To-do list =
A) Could you duplicate the part of the court excerpt on the library incident starting with "The applicant’s evidence and" and going on through "entered the library."?
B) Can you pick up the court excerpt on the library incident after its final sentence and keep writing it?

Given passage =
──────────────────────────────
The applicant’s evidence and his “defence”

  1. [11]
    Before the Magistrate, the applicant gave evidence that he had been on his mobile phone in the Supreme Court Library discussing an issue about court transcripts.  He was due to appear in court at 10 am that day, self-represented.  Ms X, a member of the public who was also in the library, told him off about talking on the phone.  He waved her away and completed his call.  The next thing he knew, Wright and another PSO entered the library.
  2. [12]
    Other evidence at trial established that, after her interaction with the applicant, Ms X asked the librarian to call courts’ security.  The librarian made the call and told security that there had been “an altercation” in the library.  Officers Wright and Sharman responded to the call and, when they got to the library, the librarian pointed out Ms X and the applicant to them.  A little later, Wright called Bryant to the library to assist.
  3. [13]
    Returning to the applicant’s evidence, he said (emphasis added):

Wright kept calling me “Mate, we’ve got a complaint that you have assaulted someone, mate”.  And I said, “I haven’t assaulted anyone.”  And she said, “Okay, well we’ve got an alleged assault.  Anything you want to say about that?”  all that sort of stuff.  And I said, “Look, I haven’t assaulted anyone.”  I didn’t see her stop and talk to Ms [X] at all.  They just walked straight around from the librarian’s desk and came to me because I could see up the thing.  And they demanded an identification, which I couldn’t actually give because I didn’t have a licence on me.  And I think we had an exchange about demanding my name and what’s the power and that, and I said “I’ve got caught [sic] so I’m going to go” and they said, “Okay, that’s fine with us.  Happy with that.” and at that point in time there was three officers and they basically walked within about 20 centimetres from me, around me, all the way from my desk to the lifts and when I was waiting to get in the lift because – it probably took a good 30 seconds because it takes a while for the lift to come up to the 12th floor because – and Ms Wright was continuing to sort of talk to me in a derogatory manner calling me “mate” and staring at my face and saying stuff and just sort of stirring the pot.  And it just basically got to, it affected me too much.  So that once – as they said they hopped in the lift close to me and I basically responded to something she said to me in the lift in the same manner which she spoke to me, which unfortunately that footage is now not available.  And that’s it.  So they said I didn’t attempt to strike her in any way.  I just basically communicated back how she was communicating to me.  And then you’ve seen the rest …”
──────────────────────────────
Given entries =
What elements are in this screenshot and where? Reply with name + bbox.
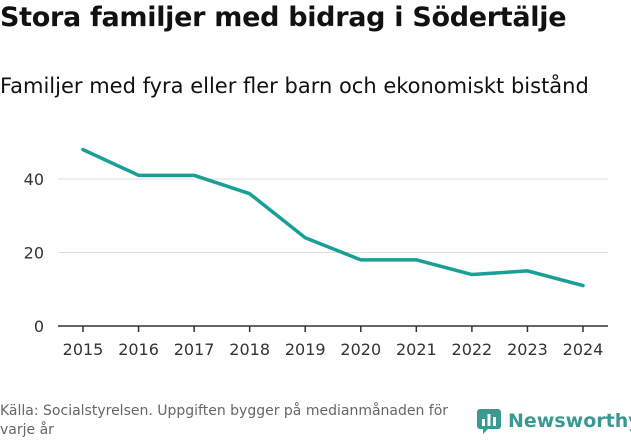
x-tick-label: 2022 xyxy=(452,340,493,359)
source-note: Källa: Socialstyrelsen. Uppgiften bygger… xyxy=(0,403,449,438)
brand-name: Newsworthy xyxy=(508,410,631,432)
data-point xyxy=(303,236,307,240)
data-point xyxy=(359,258,363,262)
data-point xyxy=(81,148,85,152)
chart-subtitle: Familjer med fyra eller fler barn och ek… xyxy=(0,74,589,98)
x-tick-label: 2015 xyxy=(63,340,104,359)
data-point xyxy=(137,173,141,177)
x-tick-label: 2019 xyxy=(285,340,326,359)
data-point xyxy=(414,258,418,262)
data-point xyxy=(525,269,529,273)
data-point xyxy=(192,173,196,177)
x-tick-label: 2020 xyxy=(340,340,381,359)
x-tick-label: 2018 xyxy=(229,340,270,359)
x-tick-label: 2016 xyxy=(118,340,159,359)
x-tick-label: 2024 xyxy=(563,340,604,359)
chart-title: Stora familjer med bidrag i Södertälje xyxy=(0,2,567,33)
x-tick-label: 2021 xyxy=(396,340,437,359)
data-point xyxy=(248,192,252,196)
y-tick-label: 20 xyxy=(24,244,44,263)
x-tick-label: 2017 xyxy=(174,340,215,359)
data-point xyxy=(470,273,474,277)
y-tick-label: 0 xyxy=(34,317,44,336)
x-tick-label: 2023 xyxy=(507,340,548,359)
newsworthy-logo-icon xyxy=(477,409,501,434)
series-line xyxy=(81,147,585,288)
brand-logo: Newsworthy xyxy=(476,408,631,434)
data-point xyxy=(581,284,585,288)
y-tick-label: 40 xyxy=(24,170,44,189)
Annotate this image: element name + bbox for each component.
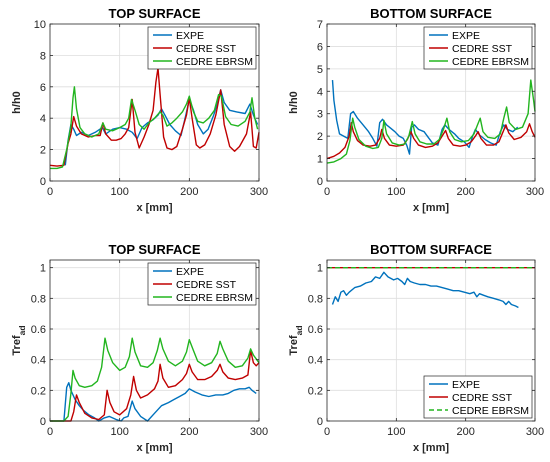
y-tick-label: 0.2 (31, 385, 46, 397)
x-tick-label: 0 (324, 186, 330, 198)
x-axis-label: x [mm] (413, 202, 449, 214)
legend-label: EXPE (452, 379, 480, 391)
legend-label: CEDRE SST (176, 279, 237, 291)
x-tick-label: 200 (180, 186, 198, 198)
series-line-cedre-ebrsm (50, 337, 260, 422)
y-tick-label: 0.2 (308, 385, 323, 397)
y-tick-label: 0 (317, 416, 323, 428)
x-tick-label: 100 (387, 186, 405, 198)
chart-panel: 0 100 200 300 0 1 2 3 4 5 6 7 BOTTOM SURFACE x [mm] h/… (288, 6, 544, 214)
y-tick-label: 2 (317, 131, 323, 143)
series-line-cedre-sst (50, 349, 260, 422)
axes-box (326, 259, 536, 422)
y-tick-label: 0 (317, 176, 323, 188)
y-tick-label: 6 (40, 82, 46, 94)
x-tick-label: 200 (456, 186, 474, 198)
y-tick-label: 0.4 (308, 355, 323, 367)
legend-label: CEDRE SST (176, 43, 237, 55)
x-tick-label: 300 (526, 426, 544, 438)
y-tick-label: 8 (40, 50, 46, 62)
y-tick-label: 0.4 (31, 355, 46, 367)
legend-label: CEDRE EBRSM (176, 56, 253, 68)
y-tick-label: 1 (317, 263, 323, 275)
axes-box (326, 23, 536, 182)
x-tick-label: 0 (47, 426, 53, 438)
y-tick-label: 7 (317, 19, 323, 31)
legend-label: EXPE (176, 266, 204, 278)
y-tick-label: 0.6 (308, 324, 323, 336)
x-tick-label: 0 (47, 186, 53, 198)
x-tick-label: 300 (526, 186, 544, 198)
legend-label: CEDRE SST (452, 43, 513, 55)
y-tick-label: 1 (40, 263, 46, 275)
x-axis-label: x [mm] (413, 442, 449, 454)
axes-box (49, 23, 260, 182)
y-axis-label-subscript: ad (17, 325, 27, 335)
legend-label: EXPE (176, 30, 204, 42)
y-tick-label: 6 (317, 41, 323, 53)
chart-panel: 0 100 200 300 0 0.2 0.4 0.6 0.8 1 BOTTOM SURFACE x … (288, 242, 544, 454)
x-tick-label: 200 (456, 426, 474, 438)
x-axis-label: x [mm] (136, 442, 172, 454)
y-tick-label: 3 (317, 109, 323, 121)
legend-label: CEDRE EBRSM (176, 292, 253, 304)
series-line-cedre-ebrsm (326, 79, 536, 164)
x-tick-label: 0 (324, 426, 330, 438)
series-line-expe (331, 80, 519, 155)
y-tick-label: 5 (317, 64, 323, 76)
chart-title: BOTTOM SURFACE (370, 242, 492, 257)
series-line-cedre-sst (326, 122, 536, 160)
chart-title: TOP SURFACE (109, 6, 201, 21)
y-tick-label: 0.8 (31, 293, 46, 305)
series-line-cedre-ebrsm (50, 86, 259, 170)
y-tick-label: 0.8 (308, 293, 323, 305)
y-tick-label: 0 (40, 416, 46, 428)
y-axis-label-subscript: ad (294, 325, 304, 335)
y-tick-label: 4 (317, 86, 323, 98)
series-line-expe (331, 271, 519, 309)
y-tick-label: 0 (40, 176, 46, 188)
y-tick-label: 0.6 (31, 324, 46, 336)
chart-title: TOP SURFACE (109, 242, 201, 257)
legend-label: CEDRE EBRSM (452, 405, 529, 417)
legend-label: CEDRE SST (452, 392, 513, 404)
series-line-expe (64, 89, 259, 166)
y-axis-label: h/h0 (11, 91, 23, 114)
y-axis-label: Trefad (11, 325, 27, 355)
chart-panel: 0 100 200 300 0 2 4 6 8 10 TOP SURFACE x [mm] h/h0 EX… (11, 6, 268, 214)
y-tick-label: 2 (40, 145, 46, 157)
chart-title: BOTTOM SURFACE (370, 6, 492, 21)
series-line-cedre-sst (49, 67, 260, 167)
x-tick-label: 300 (250, 186, 268, 198)
x-tick-label: 100 (110, 426, 128, 438)
x-tick-label: 100 (387, 426, 405, 438)
x-tick-label: 200 (180, 426, 198, 438)
y-tick-label: 1 (317, 154, 323, 166)
x-axis-label: x [mm] (136, 202, 172, 214)
chart-panel: 0 100 200 300 0 0.2 0.4 0.6 0.8 1 TOP SURFACE x [mm… (11, 242, 268, 454)
x-tick-label: 100 (110, 186, 128, 198)
x-tick-label: 300 (250, 426, 268, 438)
y-axis-label: Trefad (288, 325, 304, 355)
legend-label: EXPE (452, 30, 480, 42)
y-tick-label: 10 (34, 19, 46, 31)
axes-box (49, 259, 260, 422)
legend-label: CEDRE EBRSM (452, 56, 529, 68)
y-axis-label: h/h0 (288, 91, 300, 114)
y-tick-label: 4 (40, 113, 46, 125)
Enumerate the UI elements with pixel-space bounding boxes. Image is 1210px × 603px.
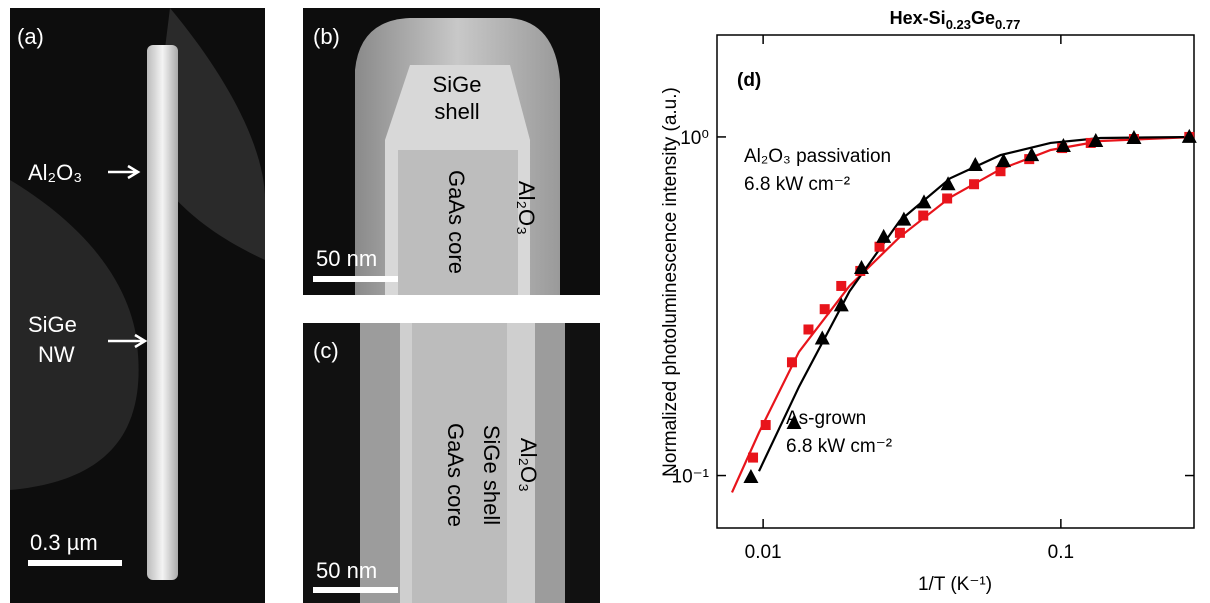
panel-a: (a) Al₂O₃ SiGe NW 0.3 µm [10, 8, 265, 603]
label: GaAs core [444, 170, 469, 274]
nanowire [147, 45, 178, 580]
label: Al₂O₃ [516, 438, 541, 492]
label: GaAs core [443, 423, 468, 527]
label: Al₂O₃ [514, 181, 539, 235]
y-tick-label: 10⁰ [680, 128, 709, 149]
panel-label: (d) [737, 70, 761, 91]
y-axis-label: Normalized photoluminescence intensity (… [660, 87, 681, 477]
panel-label: (b) [313, 24, 340, 49]
x-tick-label: 0.01 [745, 542, 782, 563]
scale-bar [28, 560, 122, 566]
x-axis-label: 1/T (K⁻¹) [918, 574, 992, 595]
title-part: Ge [971, 8, 995, 28]
scale-label: 50 nm [316, 246, 377, 271]
marker [787, 357, 797, 367]
title-part: 0.23 [946, 17, 971, 32]
label: SiGe shell [479, 425, 504, 525]
marker [748, 453, 758, 463]
marker [820, 304, 830, 314]
label: NW [38, 342, 75, 367]
label: SiGe [28, 312, 77, 337]
y-tick-label: 10⁻¹ [672, 467, 710, 488]
chart-title: Hex-Si0.23Ge0.77 [890, 8, 1021, 32]
panel-c: (c) Al₂O₃ SiGe shell GaAs core 50 nm [303, 323, 600, 603]
marker [895, 228, 905, 238]
marker [836, 281, 846, 291]
marker [875, 242, 885, 252]
panel-label: (a) [17, 24, 44, 49]
scale-label: 50 nm [316, 558, 377, 583]
annotation: Al₂O₃ passivation [744, 146, 891, 167]
panel-b: (b) SiGe shell GaAs core Al₂O₃ 50 nm [303, 8, 600, 295]
marker [942, 193, 952, 203]
label: Al₂O₃ [28, 160, 82, 185]
label: SiGe [433, 72, 482, 97]
label: shell [434, 99, 479, 124]
annotation: 6.8 kW cm⁻² [744, 174, 850, 195]
marker [996, 166, 1006, 176]
marker [918, 211, 928, 221]
marker [803, 324, 813, 334]
marker [761, 420, 771, 430]
panel-label: (c) [313, 338, 339, 363]
title-part: Hex-Si [890, 8, 946, 28]
scale-bar [313, 276, 398, 282]
marker [969, 179, 979, 189]
marker [743, 469, 758, 483]
scale-label: 0.3 µm [30, 530, 98, 555]
chart: Hex-Si0.23Ge0.77 (d) 1/T (K⁻¹) Normalize… [660, 8, 1197, 595]
scale-bar [313, 587, 398, 593]
title-part: 0.77 [995, 17, 1020, 32]
x-tick-label: 0.1 [1048, 542, 1074, 563]
annotation: 6.8 kW cm⁻² [786, 436, 892, 457]
figure: (a) Al₂O₃ SiGe NW 0.3 µm (b) SiGe shell … [0, 0, 1210, 603]
annotation: As-grown [786, 408, 866, 429]
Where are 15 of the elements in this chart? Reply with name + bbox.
──────────────────────────────
Responses =
A)
The applicant’s evidence and his “defence”

  1. [11]
    Before the Magistrate, the applicant gave evidence that he had been on his mobile phone in the Supreme Court Library discussing an issue about court transcripts.  He was due to appear in court at 10 am that day, self-represented.  Ms X, a member of the public who was also in the library, told him off about talking on the phone.  He waved her away and completed his call.  The next thing he knew, Wright and another PSO entered the library.

B)
  1. [14]
    Under cross-examination, the applicant said that he was “intimidated and threatened and bullied [by the PSOs] because of what I know happened since they came and spoke to me and made accusations repeatedly that I had assaulted some woman and it just hadn’t happened …”  He said the officers walked within 10 or 20 centimetres of him (as he left the library), “like a trident”.  He said that whilst waiting for the lift, Wright continued to call him “mate” and made “claims”.  He said he ignored her, but it was threatening and intimidating and it “got on top” of him, and that’s why he did what he did.
  2. [15]
    He accepted that, in the lift, he came within inches of the side of Wright’s head and his head was towards her.  When asked if he said something to her in an aggressive tone, he said, “… as Officer Sharman said he heard, “How do you like being called ‘mate’?” and I just called her mate”.
  3. [16]
    He did not accept that what he did intimidated the PSOs in the lift with him – because, he said, Wright had done the same thing, as (he said) would have been depicted on the missing CCTV.  He did not accept that he had behaved in a disorderly way: he said he “simply communicated an exact set of words that she was using on me … it’s not “How you going, mate?” it was “mate” like I’m going to talk to you like you’re a dickhead.  “Mate, you’ve assaulted a woman, mate” … “What have you got to say about that, mate?””  He said that continued while he was waiting for the lift.
  4. [17]
    Wright accepted that the PSOs followed the applicant closely out of the library.  She did not accept that she continued to have “communications” with the applicant as he was waiting to enter the lift.

Magistrate’s findings

  1. [18]
    In his closing submissions to the learned Magistrate, the applicant said inter alia that her Honour could not be satisfied beyond a reasonable doubt that he was not simply acting in the same manner as the PSOs had acted towards him.  And without the missing CCTV footage, her Honour could not be persuaded beyond reasonable doubt of his guilt.
  2. [19]
    In reaching her verdict, the Magistrate noted that the applicant gave evidence about the PSOs closely following him to the lifts, as the PSOs accepted.  Her Honour referred to the cross-examination of the PSOs about their conduct just before they got into the lift.  Her Honour stated correctly that provocation was not a defence to public nuisance but acknowledged that it was important to determine the circumstances surrounding the acts relied on to prove the offence, and to take those circumstances into account in determining whether the offence was made out.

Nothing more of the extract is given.